* [EXERCISE OBJECTIVE]:
Write the material out again exactly as it stands.
--- Begin RECORDS FOR THIS TASK ---
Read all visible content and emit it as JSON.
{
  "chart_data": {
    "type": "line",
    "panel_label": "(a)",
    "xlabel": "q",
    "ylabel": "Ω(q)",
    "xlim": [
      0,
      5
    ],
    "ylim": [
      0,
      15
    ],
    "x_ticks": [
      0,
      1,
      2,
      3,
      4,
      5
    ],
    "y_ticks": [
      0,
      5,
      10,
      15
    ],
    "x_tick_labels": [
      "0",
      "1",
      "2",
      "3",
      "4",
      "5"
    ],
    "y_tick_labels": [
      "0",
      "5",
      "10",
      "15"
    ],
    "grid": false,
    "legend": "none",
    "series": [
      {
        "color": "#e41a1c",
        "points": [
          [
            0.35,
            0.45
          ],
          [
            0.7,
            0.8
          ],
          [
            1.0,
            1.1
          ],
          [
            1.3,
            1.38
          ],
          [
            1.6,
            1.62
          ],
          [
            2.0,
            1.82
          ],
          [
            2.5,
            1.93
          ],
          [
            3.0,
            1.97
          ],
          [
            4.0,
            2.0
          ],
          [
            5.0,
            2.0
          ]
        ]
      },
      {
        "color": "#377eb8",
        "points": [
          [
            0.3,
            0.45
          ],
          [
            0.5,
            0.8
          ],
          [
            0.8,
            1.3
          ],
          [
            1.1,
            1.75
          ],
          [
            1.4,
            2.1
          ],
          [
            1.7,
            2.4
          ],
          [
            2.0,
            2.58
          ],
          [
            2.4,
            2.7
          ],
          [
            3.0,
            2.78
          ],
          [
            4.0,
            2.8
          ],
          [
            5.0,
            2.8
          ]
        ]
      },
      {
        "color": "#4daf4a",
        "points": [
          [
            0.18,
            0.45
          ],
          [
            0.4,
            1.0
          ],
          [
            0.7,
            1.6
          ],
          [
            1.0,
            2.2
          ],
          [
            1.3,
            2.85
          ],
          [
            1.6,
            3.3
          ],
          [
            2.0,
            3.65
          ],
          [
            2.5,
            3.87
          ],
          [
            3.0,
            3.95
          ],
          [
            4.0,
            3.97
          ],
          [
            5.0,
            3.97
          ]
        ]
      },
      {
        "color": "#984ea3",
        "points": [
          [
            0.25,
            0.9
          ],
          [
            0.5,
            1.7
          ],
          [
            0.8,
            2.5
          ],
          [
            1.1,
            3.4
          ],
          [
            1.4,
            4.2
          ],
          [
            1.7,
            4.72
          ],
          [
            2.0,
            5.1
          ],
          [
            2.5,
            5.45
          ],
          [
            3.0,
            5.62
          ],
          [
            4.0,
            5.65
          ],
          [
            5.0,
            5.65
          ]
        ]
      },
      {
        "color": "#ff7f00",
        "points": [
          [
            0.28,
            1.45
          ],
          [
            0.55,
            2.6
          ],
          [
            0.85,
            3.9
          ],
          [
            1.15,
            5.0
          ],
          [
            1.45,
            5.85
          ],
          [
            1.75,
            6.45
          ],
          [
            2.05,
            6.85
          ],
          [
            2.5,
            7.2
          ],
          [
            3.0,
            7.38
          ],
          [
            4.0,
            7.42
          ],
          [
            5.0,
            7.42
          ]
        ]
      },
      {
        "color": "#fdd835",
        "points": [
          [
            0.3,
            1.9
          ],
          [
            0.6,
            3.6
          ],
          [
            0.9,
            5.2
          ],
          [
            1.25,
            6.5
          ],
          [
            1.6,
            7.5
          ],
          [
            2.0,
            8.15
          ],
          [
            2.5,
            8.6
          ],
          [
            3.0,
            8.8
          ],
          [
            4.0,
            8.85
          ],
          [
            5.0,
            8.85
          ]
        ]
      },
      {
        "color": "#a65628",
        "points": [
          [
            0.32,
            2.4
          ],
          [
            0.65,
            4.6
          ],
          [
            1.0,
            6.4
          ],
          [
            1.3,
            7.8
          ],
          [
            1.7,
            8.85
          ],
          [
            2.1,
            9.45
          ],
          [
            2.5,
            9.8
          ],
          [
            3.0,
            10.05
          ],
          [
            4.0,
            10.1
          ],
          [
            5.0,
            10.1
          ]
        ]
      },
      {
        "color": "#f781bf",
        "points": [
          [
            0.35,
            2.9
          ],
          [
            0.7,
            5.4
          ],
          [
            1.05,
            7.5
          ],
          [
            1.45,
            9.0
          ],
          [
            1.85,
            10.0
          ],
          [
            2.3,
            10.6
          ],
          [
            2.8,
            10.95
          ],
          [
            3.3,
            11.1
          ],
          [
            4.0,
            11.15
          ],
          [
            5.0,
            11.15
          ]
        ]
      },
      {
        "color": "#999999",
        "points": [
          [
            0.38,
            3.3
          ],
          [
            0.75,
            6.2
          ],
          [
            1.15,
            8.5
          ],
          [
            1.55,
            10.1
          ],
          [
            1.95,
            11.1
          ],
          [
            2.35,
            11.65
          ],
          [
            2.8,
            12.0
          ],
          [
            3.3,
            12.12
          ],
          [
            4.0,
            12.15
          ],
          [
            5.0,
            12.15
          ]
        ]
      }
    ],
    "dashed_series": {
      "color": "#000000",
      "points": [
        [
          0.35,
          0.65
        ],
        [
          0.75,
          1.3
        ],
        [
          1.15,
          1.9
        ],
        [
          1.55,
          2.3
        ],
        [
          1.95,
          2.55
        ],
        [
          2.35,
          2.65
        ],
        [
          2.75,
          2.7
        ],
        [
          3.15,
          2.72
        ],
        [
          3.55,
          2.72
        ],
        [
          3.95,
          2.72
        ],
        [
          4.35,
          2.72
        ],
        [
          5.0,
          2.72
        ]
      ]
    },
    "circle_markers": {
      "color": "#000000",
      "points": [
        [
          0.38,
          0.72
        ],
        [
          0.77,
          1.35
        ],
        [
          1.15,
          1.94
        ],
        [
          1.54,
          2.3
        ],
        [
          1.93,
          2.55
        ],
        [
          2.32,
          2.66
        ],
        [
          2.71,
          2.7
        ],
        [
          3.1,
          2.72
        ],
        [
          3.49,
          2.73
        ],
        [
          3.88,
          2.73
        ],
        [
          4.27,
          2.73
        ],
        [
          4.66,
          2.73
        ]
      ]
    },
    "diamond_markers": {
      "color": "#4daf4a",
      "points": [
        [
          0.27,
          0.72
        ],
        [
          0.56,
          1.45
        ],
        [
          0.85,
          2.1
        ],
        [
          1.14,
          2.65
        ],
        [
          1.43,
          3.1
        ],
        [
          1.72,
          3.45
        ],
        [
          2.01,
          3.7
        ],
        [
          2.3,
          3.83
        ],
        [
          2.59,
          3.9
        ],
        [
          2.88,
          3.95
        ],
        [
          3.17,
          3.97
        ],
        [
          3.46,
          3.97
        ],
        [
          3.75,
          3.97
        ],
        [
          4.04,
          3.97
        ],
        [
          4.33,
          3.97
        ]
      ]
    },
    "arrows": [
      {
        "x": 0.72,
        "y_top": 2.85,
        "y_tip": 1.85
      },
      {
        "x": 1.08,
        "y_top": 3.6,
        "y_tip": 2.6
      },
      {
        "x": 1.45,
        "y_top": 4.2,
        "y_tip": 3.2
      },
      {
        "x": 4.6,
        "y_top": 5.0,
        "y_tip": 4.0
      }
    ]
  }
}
--- End RECORDS FOR THIS TASK ---
* [TASK ANSWER]:
Read all visible content and emit it as JSON.
{
  "chart_data": {
    "type": "line",
    "panel_label": "(a)",
    "xlabel": "q",
    "ylabel": "Ω(q)",
    "xlim": [
      0,
      5
    ],
    "ylim": [
      0,
      15
    ],
    "x_ticks": [
      0,
      1,
      2,
      3,
      4,
      5
    ],
    "y_ticks": [
      0,
      5,
      10,
      15
    ],
    "x_tick_labels": [
      "0",
      "1",
      "2",
      "3",
      "4",
      "5"
    ],
    "y_tick_labels": [
      "0",
      "5",
      "10",
      "15"
    ],
    "grid": false,
    "legend": "none",
    "series": [
      {
        "color": "#e41a1c",
        "points": [
          [
            0.35,
            0.45
          ],
          [
            0.7,
            0.8
          ],
          [
            1.0,
            1.1
          ],
          [
            1.3,
            1.38
          ],
          [
            1.6,
            1.62
          ],
          [
            2.0,
            1.82
          ],
          [
            2.5,
            1.93
          ],
          [
            3.0,
            1.97
          ],
          [
            4.0,
            2.0
          ],
          [
            5.0,
            2.0
          ]
        ]
      },
      {
        "color": "#377eb8",
        "points": [
          [
            0.3,
            0.45
          ],
          [
            0.5,
            0.8
          ],
          [
            0.8,
            1.3
          ],
          [
            1.1,
            1.75
          ],
          [
            1.4,
            2.1
          ],
          [
            1.7,
            2.4
          ],
          [
            2.0,
            2.58
          ],
          [
            2.4,
            2.7
          ],
          [
            3.0,
            2.78
          ],
          [
            4.0,
            2.8
          ],
          [
            5.0,
            2.8
          ]
        ]
      },
      {
        "color": "#4daf4a",
        "points": [
          [
            0.18,
            0.45
          ],
          [
            0.4,
            1.0
          ],
          [
            0.7,
            1.6
          ],
          [
            1.0,
            2.2
          ],
          [
            1.3,
            2.85
          ],
          [
            1.6,
            3.3
          ],
          [
            2.0,
            3.65
          ],
          [
            2.5,
            3.87
          ],
          [
            3.0,
            3.95
          ],
          [
            4.0,
            3.97
          ],
          [
            5.0,
            3.97
          ]
        ]
      },
      {
        "color": "#984ea3",
        "points": [
          [
            0.25,
            0.9
          ],
          [
            0.5,
            1.7
          ],
          [
            0.8,
            2.5
          ],
          [
            1.1,
            3.4
          ],
          [
            1.4,
            4.2
          ],
          [
            1.7,
            4.72
          ],
          [
            2.0,
            5.1
          ],
          [
            2.5,
            5.45
          ],
          [
            3.0,
            5.62
          ],
          [
            4.0,
            5.65
          ],
          [
            5.0,
            5.65
          ]
        ]
      },
      {
        "color": "#ff7f00",
        "points": [
          [
            0.28,
            1.45
          ],
          [
            0.55,
            2.6
          ],
          [
            0.85,
            3.9
          ],
          [
            1.15,
            5.0
          ],
          [
            1.45,
            5.85
          ],
          [
            1.75,
            6.45
          ],
          [
            2.05,
            6.85
          ],
          [
            2.5,
            7.2
          ],
          [
            3.0,
            7.38
          ],
          [
            4.0,
            7.42
          ],
          [
            5.0,
            7.42
          ]
        ]
      },
      {
        "color": "#fdd835",
        "points": [
          [
            0.3,
            1.9
          ],
          [
            0.6,
            3.6
          ],
          [
            0.9,
            5.2
          ],
          [
            1.25,
            6.5
          ],
          [
            1.6,
            7.5
          ],
          [
            2.0,
            8.15
          ],
          [
            2.5,
            8.6
          ],
          [
            3.0,
            8.8
          ],
          [
            4.0,
            8.85
          ],
          [
            5.0,
            8.85
          ]
        ]
      },
      {
        "color": "#a65628",
        "points": [
          [
            0.32,
            2.4
          ],
          [
            0.65,
            4.6
          ],
          [
            1.0,
            6.4
          ],
          [
            1.3,
            7.8
          ],
          [
            1.7,
            8.85
          ],
          [
            2.1,
            9.45
          ],
          [
            2.5,
            9.8
          ],
          [
            3.0,
            10.05
          ],
          [
            4.0,
            10.1
          ],
          [
            5.0,
            10.1
          ]
        ]
      },
      {
        "color": "#f781bf",
        "points": [
          [
            0.35,
            2.9
          ],
          [
            0.7,
            5.4
          ],
          [
            1.05,
            7.5
          ],
          [
            1.45,
            9.0
          ],
          [
            1.85,
            10.0
          ],
          [
            2.3,
            10.6
          ],
          [
            2.8,
            10.95
          ],
          [
            3.3,
            11.1
          ],
          [
            4.0,
            11.15
          ],
          [
            5.0,
            11.15
          ]
        ]
      },
      {
        "color": "#999999",
        "points": [
          [
            0.38,
            3.3
          ],
          [
            0.75,
            6.2
          ],
          [
            1.15,
            8.5
          ],
          [
            1.55,
            10.1
          ],
          [
            1.95,
            11.1
          ],
          [
            2.35,
            11.65
          ],
          [
            2.8,
            12.0
          ],
          [
            3.3,
            12.12
          ],
          [
            4.0,
            12.15
          ],
          [
            5.0,
            12.15
          ]
        ]
      }
    ],
    "dashed_series": {
      "color": "#000000",
      "points": [
        [
          0.35,
          0.65
        ],
        [
          0.75,
          1.3
        ],
        [
          1.15,
          1.9
        ],
        [
          1.55,
          2.3
        ],
        [
          1.95,
          2.55
        ],
        [
          2.35,
          2.65
        ],
        [
          2.75,
          2.7
        ],
        [
          3.15,
          2.72
        ],
        [
          3.55,
          2.72
        ],
        [
          3.95,
          2.72
        ],
        [
          4.35,
          2.72
        ],
        [
          5.0,
          2.72
        ]
      ]
    },
    "circle_markers": {
      "color": "#000000",
      "points": [
        [
          0.38,
          0.72
        ],
        [
          0.77,
          1.35
        ],
        [
          1.15,
          1.94
        ],
        [
          1.54,
          2.3
        ],
        [
          1.93,
          2.55
        ],
        [
          2.32,
          2.66
        ],
        [
          2.71,
          2.7
        ],
        [
          3.1,
          2.72
        ],
        [
          3.49,
          2.73
        ],
        [
          3.88,
          2.73
        ],
        [
          4.27,
          2.73
        ],
        [
          4.66,
          2.73
        ]
      ]
    },
    "diamond_markers": {
      "color": "#4daf4a",
      "points": [
        [
          0.27,
          0.72
        ],
        [
          0.56,
          1.45
        ],
        [
          0.85,
          2.1
        ],
        [
          1.14,
          2.65
        ],
        [
          1.43,
          3.1
        ],
        [
          1.72,
          3.45
        ],
        [
          2.01,
          3.7
        ],
        [
          2.3,
          3.83
        ],
        [
          2.59,
          3.9
        ],
        [
          2.88,
          3.95
        ],
        [
          3.17,
          3.97
        ],
        [
          3.46,
          3.97
        ],
        [
          3.75,
          3.97
        ],
        [
          4.04,
          3.97
        ],
        [
          4.33,
          3.97
        ]
      ]
    },
    "arrows": [
      {
        "x": 0.72,
        "y_top": 2.85,
        "y_tip": 1.85
      },
      {
        "x": 1.08,
        "y_top": 3.6,
        "y_tip": 2.6
      },
      {
        "x": 1.45,
        "y_top": 4.2,
        "y_tip": 3.2
      },
      {
        "x": 4.6,
        "y_top": 5.0,
        "y_tip": 4.0
      }
    ]
  }
}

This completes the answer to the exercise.